§ What is asked:
What follows is a set of entries. Give them again exactly, without the pictures.

§ Dataset:
* * * * * * * * *
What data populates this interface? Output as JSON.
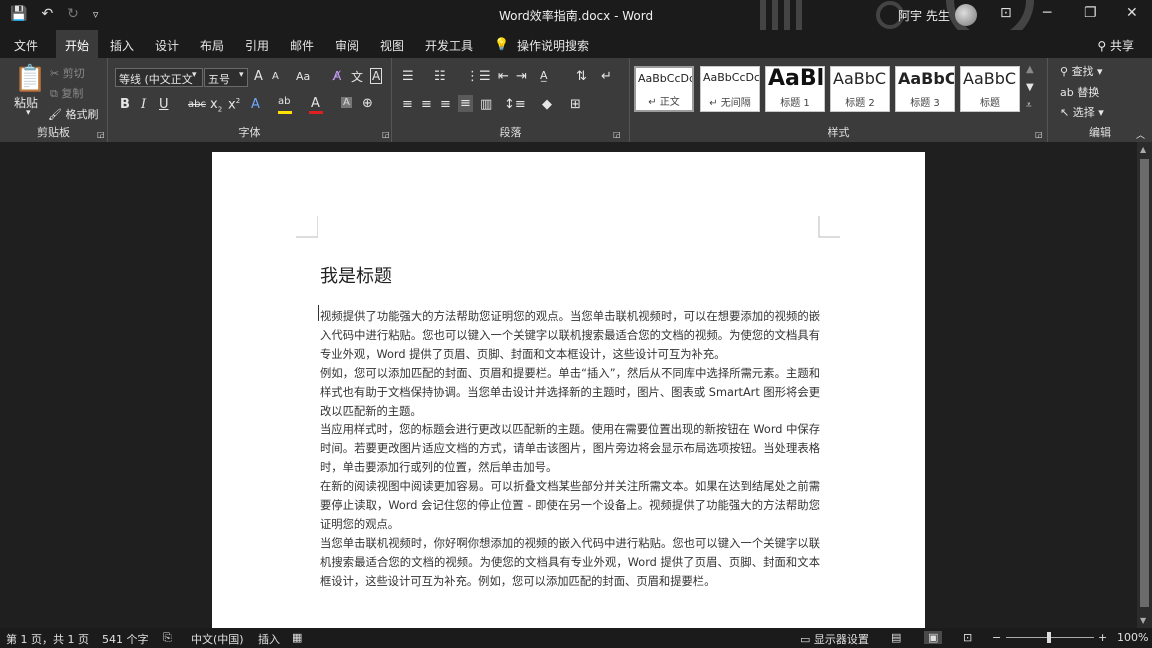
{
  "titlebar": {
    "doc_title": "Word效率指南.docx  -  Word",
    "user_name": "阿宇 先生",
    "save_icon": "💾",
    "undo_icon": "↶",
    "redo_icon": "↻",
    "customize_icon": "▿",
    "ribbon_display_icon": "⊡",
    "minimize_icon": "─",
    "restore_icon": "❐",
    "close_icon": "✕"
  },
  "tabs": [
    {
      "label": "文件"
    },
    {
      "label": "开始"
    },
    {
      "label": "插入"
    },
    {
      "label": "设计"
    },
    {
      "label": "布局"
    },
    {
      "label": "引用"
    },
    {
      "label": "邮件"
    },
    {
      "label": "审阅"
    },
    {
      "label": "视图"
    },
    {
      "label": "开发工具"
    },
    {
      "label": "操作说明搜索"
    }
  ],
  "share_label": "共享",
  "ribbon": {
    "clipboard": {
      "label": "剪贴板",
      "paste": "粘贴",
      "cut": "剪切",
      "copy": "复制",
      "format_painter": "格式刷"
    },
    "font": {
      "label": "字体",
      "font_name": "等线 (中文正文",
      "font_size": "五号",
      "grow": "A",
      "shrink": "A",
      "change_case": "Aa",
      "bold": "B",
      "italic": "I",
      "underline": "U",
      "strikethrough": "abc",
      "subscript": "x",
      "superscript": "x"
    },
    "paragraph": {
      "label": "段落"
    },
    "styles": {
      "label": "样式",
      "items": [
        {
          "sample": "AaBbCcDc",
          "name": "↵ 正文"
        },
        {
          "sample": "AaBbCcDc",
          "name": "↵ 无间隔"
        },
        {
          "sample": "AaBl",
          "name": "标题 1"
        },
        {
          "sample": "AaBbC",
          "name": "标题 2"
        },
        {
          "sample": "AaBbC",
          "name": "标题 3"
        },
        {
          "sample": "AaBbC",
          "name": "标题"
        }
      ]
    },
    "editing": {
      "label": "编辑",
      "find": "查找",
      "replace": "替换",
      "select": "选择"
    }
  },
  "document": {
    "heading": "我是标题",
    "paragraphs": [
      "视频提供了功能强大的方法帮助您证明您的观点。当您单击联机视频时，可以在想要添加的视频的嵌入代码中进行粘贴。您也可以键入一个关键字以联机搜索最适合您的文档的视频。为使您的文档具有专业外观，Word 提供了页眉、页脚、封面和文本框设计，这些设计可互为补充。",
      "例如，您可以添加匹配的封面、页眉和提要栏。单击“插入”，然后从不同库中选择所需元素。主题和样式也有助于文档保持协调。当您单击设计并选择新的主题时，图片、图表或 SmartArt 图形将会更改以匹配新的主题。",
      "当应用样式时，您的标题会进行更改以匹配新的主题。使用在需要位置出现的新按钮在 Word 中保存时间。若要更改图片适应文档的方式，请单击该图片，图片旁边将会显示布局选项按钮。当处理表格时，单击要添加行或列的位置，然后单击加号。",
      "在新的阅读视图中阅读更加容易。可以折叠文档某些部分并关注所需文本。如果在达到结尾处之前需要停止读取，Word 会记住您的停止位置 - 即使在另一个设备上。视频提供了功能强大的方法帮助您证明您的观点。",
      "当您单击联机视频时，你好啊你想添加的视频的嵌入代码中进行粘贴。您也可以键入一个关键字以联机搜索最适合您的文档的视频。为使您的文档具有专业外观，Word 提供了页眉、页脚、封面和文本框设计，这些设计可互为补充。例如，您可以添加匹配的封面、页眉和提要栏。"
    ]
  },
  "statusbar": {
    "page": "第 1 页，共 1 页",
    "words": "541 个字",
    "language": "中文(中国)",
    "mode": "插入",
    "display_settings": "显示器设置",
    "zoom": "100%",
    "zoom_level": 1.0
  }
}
* * * * * * * * *
§ Output:
What data populates this interface? Output as JSON.
{
  "titlebar": {
    "doc_title": "Word效率指南.docx  -  Word",
    "user_name": "阿宇 先生",
    "save_icon": "💾",
    "undo_icon": "↶",
    "redo_icon": "↻",
    "customize_icon": "▿",
    "ribbon_display_icon": "⊡",
    "minimize_icon": "─",
    "restore_icon": "❐",
    "close_icon": "✕"
  },
  "tabs": [
    {
      "label": "文件"
    },
    {
      "label": "开始"
    },
    {
      "label": "插入"
    },
    {
      "label": "设计"
    },
    {
      "label": "布局"
    },
    {
      "label": "引用"
    },
    {
      "label": "邮件"
    },
    {
      "label": "审阅"
    },
    {
      "label": "视图"
    },
    {
      "label": "开发工具"
    },
    {
      "label": "操作说明搜索"
    }
  ],
  "share_label": "共享",
  "ribbon": {
    "clipboard": {
      "label": "剪贴板",
      "paste": "粘贴",
      "cut": "剪切",
      "copy": "复制",
      "format_painter": "格式刷"
    },
    "font": {
      "label": "字体",
      "font_name": "等线 (中文正文",
      "font_size": "五号",
      "grow": "A",
      "shrink": "A",
      "change_case": "Aa",
      "bold": "B",
      "italic": "I",
      "underline": "U",
      "strikethrough": "abc",
      "subscript": "x",
      "superscript": "x"
    },
    "paragraph": {
      "label": "段落"
    },
    "styles": {
      "label": "样式",
      "items": [
        {
          "sample": "AaBbCcDc",
          "name": "↵ 正文"
        },
        {
          "sample": "AaBbCcDc",
          "name": "↵ 无间隔"
        },
        {
          "sample": "AaBl",
          "name": "标题 1"
        },
        {
          "sample": "AaBbC",
          "name": "标题 2"
        },
        {
          "sample": "AaBbC",
          "name": "标题 3"
        },
        {
          "sample": "AaBbC",
          "name": "标题"
        }
      ]
    },
    "editing": {
      "label": "编辑",
      "find": "查找",
      "replace": "替换",
      "select": "选择"
    }
  },
  "document": {
    "heading": "我是标题",
    "paragraphs": [
      "视频提供了功能强大的方法帮助您证明您的观点。当您单击联机视频时，可以在想要添加的视频的嵌入代码中进行粘贴。您也可以键入一个关键字以联机搜索最适合您的文档的视频。为使您的文档具有专业外观，Word 提供了页眉、页脚、封面和文本框设计，这些设计可互为补充。",
      "例如，您可以添加匹配的封面、页眉和提要栏。单击“插入”，然后从不同库中选择所需元素。主题和样式也有助于文档保持协调。当您单击设计并选择新的主题时，图片、图表或 SmartArt 图形将会更改以匹配新的主题。",
      "当应用样式时，您的标题会进行更改以匹配新的主题。使用在需要位置出现的新按钮在 Word 中保存时间。若要更改图片适应文档的方式，请单击该图片，图片旁边将会显示布局选项按钮。当处理表格时，单击要添加行或列的位置，然后单击加号。",
      "在新的阅读视图中阅读更加容易。可以折叠文档某些部分并关注所需文本。如果在达到结尾处之前需要停止读取，Word 会记住您的停止位置 - 即使在另一个设备上。视频提供了功能强大的方法帮助您证明您的观点。",
      "当您单击联机视频时，你好啊你想添加的视频的嵌入代码中进行粘贴。您也可以键入一个关键字以联机搜索最适合您的文档的视频。为使您的文档具有专业外观，Word 提供了页眉、页脚、封面和文本框设计，这些设计可互为补充。例如，您可以添加匹配的封面、页眉和提要栏。"
    ]
  },
  "statusbar": {
    "page": "第 1 页，共 1 页",
    "words": "541 个字",
    "language": "中文(中国)",
    "mode": "插入",
    "display_settings": "显示器设置",
    "zoom": "100%",
    "zoom_level": 1.0
  }
}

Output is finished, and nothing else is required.